Recorded data:
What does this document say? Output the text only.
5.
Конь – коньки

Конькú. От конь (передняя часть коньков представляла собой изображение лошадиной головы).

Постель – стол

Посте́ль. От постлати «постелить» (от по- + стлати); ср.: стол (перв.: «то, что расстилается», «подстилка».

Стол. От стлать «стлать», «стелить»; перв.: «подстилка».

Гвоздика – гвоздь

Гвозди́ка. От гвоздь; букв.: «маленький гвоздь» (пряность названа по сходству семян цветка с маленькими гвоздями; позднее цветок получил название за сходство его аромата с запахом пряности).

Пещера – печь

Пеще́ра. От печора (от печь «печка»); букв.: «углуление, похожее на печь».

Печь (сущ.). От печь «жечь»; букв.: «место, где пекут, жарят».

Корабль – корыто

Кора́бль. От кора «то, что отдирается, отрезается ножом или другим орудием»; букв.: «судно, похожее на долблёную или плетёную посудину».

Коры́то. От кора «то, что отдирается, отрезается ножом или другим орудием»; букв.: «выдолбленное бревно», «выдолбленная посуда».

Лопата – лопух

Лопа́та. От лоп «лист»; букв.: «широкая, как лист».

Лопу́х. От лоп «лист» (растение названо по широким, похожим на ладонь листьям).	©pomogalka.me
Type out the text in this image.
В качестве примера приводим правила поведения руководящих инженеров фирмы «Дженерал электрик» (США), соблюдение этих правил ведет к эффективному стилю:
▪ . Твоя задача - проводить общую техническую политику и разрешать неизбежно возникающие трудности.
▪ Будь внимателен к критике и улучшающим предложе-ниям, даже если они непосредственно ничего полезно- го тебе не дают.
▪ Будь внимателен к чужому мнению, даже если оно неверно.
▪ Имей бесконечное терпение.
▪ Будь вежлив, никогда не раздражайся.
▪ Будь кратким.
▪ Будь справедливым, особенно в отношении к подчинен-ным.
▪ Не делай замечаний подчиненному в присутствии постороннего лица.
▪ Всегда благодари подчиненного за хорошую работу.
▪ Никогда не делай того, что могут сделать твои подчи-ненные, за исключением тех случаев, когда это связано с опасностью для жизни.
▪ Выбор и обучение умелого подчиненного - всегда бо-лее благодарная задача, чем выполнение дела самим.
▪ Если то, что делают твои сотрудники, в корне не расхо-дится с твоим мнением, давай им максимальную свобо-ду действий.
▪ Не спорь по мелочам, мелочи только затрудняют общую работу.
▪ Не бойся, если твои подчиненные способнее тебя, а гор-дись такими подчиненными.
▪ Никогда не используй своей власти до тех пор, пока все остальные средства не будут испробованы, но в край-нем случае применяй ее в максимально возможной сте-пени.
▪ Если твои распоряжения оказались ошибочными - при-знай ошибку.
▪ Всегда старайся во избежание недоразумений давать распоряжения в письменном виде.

- WRITTEN EXERCISE
Return all the data above once more, precisely as given.

- COMPLETED TASK
What does this document say? Output the text only.
5.
Конь – коньки

Конькú. От конь (передняя часть коньков представляла собой изображение лошадиной головы).

Постель – стол

Посте́ль. От постлати «постелить» (от по- + стлати); ср.: стол (перв.: «то, что расстилается», «подстилка».

Стол. От стлать «стлать», «стелить»; перв.: «подстилка».

Гвоздика – гвоздь

Гвозди́ка. От гвоздь; букв.: «маленький гвоздь» (пряность названа по сходству семян цветка с маленькими гвоздями; позднее цветок получил название за сходство его аромата с запахом пряности).

Пещера – печь

Пеще́ра. От печора (от печь «печка»); букв.: «углуление, похожее на печь».

Печь (сущ.). От печь «жечь»; букв.: «место, где пекут, жарят».

Корабль – корыто

Кора́бль. От кора «то, что отдирается, отрезается ножом или другим орудием»; букв.: «судно, похожее на долблёную или плетёную посудину».

Коры́то. От кора «то, что отдирается, отрезается ножом или другим орудием»; букв.: «выдолбленное бревно», «выдолбленная посуда».

Лопата – лопух

Лопа́та. От лоп «лист»; букв.: «широкая, как лист».

Лопу́х. От лоп «лист» (растение названо по широким, похожим на ладонь листьям).	©pomogalka.me
Type out the text in this image.
В качестве примера приводим правила поведения руководящих инженеров фирмы «Дженерал электрик» (США), соблюдение этих правил ведет к эффективному стилю:
▪ . Твоя задача - проводить общую техническую политику и разрешать неизбежно возникающие трудности.
▪ Будь внимателен к критике и улучшающим предложе-ниям, даже если они непосредственно ничего полезно- го тебе не дают.
▪ Будь внимателен к чужому мнению, даже если оно неверно.
▪ Имей бесконечное терпение.
▪ Будь вежлив, никогда не раздражайся.
▪ Будь кратким.
▪ Будь справедливым, особенно в отношении к подчинен-ным.
▪ Не делай замечаний подчиненному в присутствии постороннего лица.
▪ Всегда благодари подчиненного за хорошую работу.
▪ Никогда не делай того, что могут сделать твои подчи-ненные, за исключением тех случаев, когда это связано с опасностью для жизни.
▪ Выбор и обучение умелого подчиненного - всегда бо-лее благодарная задача, чем выполнение дела самим.
▪ Если то, что делают твои сотрудники, в корне не расхо-дится с твоим мнением, давай им максимальную свобо-ду действий.
▪ Не спорь по мелочам, мелочи только затрудняют общую работу.
▪ Не бойся, если твои подчиненные способнее тебя, а гор-дись такими подчиненными.
▪ Никогда не используй своей власти до тех пор, пока все остальные средства не будут испробованы, но в край-нем случае применяй ее в максимально возможной сте-пени.
▪ Если твои распоряжения оказались ошибочными - при-знай ошибку.
▪ Всегда старайся во избежание недоразумений давать распоряжения в письменном виде.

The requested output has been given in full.